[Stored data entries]
## Begin
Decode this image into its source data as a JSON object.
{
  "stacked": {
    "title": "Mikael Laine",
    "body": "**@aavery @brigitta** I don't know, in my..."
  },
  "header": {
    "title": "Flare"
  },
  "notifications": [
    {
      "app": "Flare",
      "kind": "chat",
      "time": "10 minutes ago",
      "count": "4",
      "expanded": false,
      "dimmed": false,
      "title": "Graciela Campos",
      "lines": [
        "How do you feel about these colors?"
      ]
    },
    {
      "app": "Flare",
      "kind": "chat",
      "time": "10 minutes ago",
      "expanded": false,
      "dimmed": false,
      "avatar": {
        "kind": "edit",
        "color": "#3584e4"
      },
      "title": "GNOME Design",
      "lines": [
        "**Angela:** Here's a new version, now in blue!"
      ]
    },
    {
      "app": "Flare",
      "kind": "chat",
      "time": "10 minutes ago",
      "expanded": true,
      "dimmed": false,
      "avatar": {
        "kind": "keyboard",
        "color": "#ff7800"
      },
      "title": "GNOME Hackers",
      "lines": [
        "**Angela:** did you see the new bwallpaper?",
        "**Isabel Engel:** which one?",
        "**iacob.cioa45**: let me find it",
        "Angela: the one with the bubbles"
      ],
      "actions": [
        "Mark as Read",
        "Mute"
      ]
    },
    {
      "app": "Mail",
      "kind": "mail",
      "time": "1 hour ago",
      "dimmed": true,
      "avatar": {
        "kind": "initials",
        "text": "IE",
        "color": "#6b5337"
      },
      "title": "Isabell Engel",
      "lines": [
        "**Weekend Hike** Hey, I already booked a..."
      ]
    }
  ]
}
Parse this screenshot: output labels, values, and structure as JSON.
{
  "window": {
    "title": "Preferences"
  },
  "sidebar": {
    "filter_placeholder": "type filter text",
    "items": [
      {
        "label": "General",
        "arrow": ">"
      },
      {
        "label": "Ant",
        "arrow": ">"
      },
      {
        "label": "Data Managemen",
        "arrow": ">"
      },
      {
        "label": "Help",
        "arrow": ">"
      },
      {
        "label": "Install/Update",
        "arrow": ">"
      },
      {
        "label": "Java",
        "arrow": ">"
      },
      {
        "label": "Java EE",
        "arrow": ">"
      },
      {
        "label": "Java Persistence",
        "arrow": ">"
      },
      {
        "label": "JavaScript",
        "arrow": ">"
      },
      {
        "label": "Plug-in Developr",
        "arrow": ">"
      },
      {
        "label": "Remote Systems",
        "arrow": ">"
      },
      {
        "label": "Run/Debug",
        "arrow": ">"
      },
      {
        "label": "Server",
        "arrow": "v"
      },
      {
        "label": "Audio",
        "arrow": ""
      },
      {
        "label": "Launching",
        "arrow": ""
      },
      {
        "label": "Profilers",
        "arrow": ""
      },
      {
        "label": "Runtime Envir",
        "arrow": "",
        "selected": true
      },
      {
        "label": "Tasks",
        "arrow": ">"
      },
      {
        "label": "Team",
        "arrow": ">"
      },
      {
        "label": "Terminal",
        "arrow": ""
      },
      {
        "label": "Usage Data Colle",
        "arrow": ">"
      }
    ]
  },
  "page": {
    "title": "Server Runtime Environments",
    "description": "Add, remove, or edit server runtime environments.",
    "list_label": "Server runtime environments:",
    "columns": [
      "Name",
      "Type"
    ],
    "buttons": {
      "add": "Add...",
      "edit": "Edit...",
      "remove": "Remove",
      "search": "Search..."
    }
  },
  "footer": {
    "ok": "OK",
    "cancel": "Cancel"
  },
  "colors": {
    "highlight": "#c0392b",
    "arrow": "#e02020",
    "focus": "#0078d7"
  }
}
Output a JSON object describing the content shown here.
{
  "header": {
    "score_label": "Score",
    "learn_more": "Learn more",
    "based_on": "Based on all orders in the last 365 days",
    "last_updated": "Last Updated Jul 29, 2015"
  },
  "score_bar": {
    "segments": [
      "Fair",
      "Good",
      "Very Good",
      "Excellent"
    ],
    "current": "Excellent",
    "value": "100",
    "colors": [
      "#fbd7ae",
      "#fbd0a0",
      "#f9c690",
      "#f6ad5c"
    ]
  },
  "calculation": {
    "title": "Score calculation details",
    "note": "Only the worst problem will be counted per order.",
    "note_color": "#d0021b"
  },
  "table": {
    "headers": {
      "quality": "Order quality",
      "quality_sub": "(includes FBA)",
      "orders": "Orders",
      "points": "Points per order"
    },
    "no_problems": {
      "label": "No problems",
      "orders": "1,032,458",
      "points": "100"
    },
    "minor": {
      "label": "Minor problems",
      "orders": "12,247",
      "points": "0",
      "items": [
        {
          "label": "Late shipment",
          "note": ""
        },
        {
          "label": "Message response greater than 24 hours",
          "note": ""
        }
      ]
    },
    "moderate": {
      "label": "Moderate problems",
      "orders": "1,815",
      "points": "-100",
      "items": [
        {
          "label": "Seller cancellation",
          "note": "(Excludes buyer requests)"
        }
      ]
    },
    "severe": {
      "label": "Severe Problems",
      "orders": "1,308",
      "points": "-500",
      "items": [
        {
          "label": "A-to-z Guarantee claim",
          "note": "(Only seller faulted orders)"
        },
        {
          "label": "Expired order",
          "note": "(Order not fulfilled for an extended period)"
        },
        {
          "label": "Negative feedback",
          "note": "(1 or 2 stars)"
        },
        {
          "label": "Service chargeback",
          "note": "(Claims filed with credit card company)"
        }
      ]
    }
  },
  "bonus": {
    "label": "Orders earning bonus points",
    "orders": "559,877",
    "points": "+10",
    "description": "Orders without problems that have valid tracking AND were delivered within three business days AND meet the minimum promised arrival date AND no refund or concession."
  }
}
## End
Exercise prompt =>
Copy out each line of the entries that holds "points".

Written reply =>
      "points": "Points per order"
      "points": "100"
      "points": "0",
      "points": "-100",
      "points": "-500",
    "label": "Orders earning bonus points",
    "points": "+10",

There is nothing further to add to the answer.